- _Problem to solve_:
Provide only the number of lines in the data below that contain the word "xlabel".
## START Source records
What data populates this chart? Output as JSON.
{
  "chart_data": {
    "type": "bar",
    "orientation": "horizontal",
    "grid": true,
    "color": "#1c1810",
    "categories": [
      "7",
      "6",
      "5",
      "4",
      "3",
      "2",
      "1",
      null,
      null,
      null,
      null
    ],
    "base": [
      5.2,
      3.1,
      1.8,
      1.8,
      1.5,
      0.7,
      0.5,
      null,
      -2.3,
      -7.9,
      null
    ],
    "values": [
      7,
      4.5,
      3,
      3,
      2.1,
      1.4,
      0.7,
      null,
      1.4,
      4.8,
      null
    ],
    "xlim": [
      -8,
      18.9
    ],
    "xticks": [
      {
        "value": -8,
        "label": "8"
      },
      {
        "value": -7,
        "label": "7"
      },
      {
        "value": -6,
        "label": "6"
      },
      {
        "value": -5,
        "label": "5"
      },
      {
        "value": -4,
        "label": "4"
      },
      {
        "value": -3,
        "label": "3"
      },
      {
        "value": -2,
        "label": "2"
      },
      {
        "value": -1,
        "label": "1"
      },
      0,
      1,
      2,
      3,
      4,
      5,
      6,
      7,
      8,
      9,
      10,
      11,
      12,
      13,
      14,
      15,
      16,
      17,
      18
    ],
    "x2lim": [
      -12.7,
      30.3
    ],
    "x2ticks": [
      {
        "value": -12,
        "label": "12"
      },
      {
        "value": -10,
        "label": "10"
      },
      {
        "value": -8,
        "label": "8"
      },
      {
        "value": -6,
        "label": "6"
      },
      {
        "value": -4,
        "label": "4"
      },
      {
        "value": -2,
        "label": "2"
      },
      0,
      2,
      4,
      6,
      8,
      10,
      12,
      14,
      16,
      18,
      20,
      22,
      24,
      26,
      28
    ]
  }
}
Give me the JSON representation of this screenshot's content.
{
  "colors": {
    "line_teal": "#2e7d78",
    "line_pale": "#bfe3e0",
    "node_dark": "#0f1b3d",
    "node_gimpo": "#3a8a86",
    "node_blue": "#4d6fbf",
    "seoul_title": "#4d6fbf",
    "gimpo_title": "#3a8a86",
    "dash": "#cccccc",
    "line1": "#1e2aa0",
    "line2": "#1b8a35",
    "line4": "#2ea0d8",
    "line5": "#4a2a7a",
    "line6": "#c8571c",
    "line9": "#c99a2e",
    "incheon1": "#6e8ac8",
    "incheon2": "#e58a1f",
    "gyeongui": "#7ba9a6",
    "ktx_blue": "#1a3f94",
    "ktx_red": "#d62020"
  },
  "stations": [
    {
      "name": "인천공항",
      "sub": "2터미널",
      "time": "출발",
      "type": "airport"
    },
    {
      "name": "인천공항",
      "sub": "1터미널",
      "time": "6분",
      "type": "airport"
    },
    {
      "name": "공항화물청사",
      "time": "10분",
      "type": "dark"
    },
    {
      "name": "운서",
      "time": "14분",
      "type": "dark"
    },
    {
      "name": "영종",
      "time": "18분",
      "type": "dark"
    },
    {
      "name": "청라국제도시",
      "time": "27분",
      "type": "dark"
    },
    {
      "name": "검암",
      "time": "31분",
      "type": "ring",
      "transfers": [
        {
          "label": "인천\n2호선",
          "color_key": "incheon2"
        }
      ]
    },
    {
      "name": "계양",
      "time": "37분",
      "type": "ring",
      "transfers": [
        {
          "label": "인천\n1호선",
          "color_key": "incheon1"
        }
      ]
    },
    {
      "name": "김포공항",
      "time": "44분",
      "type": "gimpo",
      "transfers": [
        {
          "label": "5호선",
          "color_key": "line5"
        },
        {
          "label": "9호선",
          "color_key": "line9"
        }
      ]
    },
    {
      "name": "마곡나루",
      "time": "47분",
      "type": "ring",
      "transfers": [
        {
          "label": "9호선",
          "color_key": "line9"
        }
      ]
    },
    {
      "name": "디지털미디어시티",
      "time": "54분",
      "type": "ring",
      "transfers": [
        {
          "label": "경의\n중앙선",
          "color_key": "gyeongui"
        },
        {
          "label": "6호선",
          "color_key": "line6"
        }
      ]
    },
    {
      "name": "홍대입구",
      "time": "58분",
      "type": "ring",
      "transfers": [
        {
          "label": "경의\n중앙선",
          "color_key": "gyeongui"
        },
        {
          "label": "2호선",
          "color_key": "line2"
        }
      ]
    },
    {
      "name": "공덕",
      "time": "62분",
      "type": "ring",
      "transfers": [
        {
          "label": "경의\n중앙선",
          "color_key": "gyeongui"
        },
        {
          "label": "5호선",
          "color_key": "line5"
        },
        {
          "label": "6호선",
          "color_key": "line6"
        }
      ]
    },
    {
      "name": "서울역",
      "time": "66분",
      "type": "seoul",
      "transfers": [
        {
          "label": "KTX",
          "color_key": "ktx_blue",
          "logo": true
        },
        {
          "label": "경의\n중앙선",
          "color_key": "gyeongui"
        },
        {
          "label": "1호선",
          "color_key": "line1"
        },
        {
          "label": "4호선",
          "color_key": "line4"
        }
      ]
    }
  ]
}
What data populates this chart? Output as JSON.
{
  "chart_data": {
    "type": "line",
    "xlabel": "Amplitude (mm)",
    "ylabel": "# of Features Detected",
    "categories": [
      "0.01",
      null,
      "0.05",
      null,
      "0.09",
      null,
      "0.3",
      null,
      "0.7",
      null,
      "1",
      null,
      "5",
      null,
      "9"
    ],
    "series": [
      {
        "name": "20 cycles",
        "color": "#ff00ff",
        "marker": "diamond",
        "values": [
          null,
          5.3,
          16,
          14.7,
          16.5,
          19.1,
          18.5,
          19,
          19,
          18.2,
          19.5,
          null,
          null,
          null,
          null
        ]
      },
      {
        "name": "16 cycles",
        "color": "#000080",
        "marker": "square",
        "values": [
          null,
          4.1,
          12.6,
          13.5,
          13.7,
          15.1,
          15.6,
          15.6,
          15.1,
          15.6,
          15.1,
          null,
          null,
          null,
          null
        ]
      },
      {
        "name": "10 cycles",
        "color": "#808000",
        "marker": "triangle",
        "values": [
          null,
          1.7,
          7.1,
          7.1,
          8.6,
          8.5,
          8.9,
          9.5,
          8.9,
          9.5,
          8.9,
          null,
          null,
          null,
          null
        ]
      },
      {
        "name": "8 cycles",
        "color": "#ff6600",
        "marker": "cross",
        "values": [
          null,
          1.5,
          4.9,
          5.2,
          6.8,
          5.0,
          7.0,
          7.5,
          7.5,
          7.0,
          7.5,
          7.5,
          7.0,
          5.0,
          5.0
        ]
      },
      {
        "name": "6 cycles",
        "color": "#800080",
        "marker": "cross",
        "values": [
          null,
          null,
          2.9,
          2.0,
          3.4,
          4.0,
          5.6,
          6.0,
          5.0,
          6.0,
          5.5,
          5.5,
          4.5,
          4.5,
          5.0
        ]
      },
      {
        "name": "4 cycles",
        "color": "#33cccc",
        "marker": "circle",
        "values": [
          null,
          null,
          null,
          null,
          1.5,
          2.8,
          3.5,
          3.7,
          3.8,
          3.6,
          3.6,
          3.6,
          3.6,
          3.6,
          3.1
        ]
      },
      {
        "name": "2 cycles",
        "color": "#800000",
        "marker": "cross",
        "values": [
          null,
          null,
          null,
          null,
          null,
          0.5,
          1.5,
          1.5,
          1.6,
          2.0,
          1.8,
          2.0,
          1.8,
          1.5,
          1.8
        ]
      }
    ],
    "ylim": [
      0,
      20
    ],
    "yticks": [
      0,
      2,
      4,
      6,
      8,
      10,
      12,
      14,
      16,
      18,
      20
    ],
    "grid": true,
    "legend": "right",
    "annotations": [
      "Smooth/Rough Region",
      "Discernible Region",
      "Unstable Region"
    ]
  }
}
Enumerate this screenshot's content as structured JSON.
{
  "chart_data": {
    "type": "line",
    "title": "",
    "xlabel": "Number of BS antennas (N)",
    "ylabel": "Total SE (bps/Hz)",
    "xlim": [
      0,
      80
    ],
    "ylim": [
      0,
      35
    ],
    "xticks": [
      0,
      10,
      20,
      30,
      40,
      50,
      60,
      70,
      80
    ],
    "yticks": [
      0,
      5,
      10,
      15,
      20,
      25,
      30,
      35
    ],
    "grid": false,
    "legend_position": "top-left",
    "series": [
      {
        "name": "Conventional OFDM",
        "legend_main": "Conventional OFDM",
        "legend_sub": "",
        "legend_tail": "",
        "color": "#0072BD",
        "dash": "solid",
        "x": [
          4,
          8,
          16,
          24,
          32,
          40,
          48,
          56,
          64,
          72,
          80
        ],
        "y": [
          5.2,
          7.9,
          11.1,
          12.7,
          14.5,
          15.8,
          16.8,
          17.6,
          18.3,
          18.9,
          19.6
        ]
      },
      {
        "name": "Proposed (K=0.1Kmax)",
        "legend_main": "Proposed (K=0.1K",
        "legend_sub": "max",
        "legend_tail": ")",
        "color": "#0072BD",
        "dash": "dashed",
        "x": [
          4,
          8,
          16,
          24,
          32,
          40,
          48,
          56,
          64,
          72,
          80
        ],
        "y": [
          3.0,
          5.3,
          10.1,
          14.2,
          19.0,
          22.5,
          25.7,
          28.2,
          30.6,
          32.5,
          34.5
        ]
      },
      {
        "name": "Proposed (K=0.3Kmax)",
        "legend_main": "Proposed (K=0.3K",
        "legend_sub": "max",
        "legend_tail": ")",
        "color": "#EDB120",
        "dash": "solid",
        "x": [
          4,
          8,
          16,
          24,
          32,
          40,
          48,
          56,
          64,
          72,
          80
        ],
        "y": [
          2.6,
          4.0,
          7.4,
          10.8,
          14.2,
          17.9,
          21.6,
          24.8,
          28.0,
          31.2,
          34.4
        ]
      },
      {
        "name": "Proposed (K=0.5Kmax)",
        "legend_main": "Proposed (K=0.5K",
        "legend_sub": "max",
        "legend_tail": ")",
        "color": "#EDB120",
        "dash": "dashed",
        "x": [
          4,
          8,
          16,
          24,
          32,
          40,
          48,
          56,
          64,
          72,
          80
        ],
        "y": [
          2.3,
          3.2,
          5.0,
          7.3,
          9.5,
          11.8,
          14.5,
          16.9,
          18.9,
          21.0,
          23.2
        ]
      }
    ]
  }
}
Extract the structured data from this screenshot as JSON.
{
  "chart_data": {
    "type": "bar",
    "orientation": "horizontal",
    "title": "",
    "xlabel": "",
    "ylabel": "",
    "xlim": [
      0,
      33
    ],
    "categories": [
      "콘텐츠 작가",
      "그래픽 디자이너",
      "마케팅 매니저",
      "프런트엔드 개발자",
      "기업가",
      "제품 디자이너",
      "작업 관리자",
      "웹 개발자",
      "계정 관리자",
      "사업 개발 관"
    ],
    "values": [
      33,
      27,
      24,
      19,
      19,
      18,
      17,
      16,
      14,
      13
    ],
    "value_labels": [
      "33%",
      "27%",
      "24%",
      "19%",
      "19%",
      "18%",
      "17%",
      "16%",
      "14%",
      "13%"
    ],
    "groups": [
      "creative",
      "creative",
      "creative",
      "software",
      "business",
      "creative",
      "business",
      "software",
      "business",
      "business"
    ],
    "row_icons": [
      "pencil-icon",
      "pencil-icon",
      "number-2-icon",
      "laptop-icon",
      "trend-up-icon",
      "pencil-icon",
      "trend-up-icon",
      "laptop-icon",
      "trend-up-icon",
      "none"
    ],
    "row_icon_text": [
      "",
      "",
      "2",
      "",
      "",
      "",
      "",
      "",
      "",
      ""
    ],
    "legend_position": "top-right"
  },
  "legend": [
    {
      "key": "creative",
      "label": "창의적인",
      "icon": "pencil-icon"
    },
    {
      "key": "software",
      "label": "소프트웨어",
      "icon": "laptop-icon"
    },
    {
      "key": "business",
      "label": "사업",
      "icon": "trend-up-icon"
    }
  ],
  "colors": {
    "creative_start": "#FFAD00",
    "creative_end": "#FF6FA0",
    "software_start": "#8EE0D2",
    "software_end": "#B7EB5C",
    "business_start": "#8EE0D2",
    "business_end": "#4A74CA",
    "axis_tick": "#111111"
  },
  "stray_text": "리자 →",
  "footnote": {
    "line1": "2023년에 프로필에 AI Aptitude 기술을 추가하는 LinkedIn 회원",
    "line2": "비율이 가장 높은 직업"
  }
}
## END Source records
- _Output for this exercise_:
3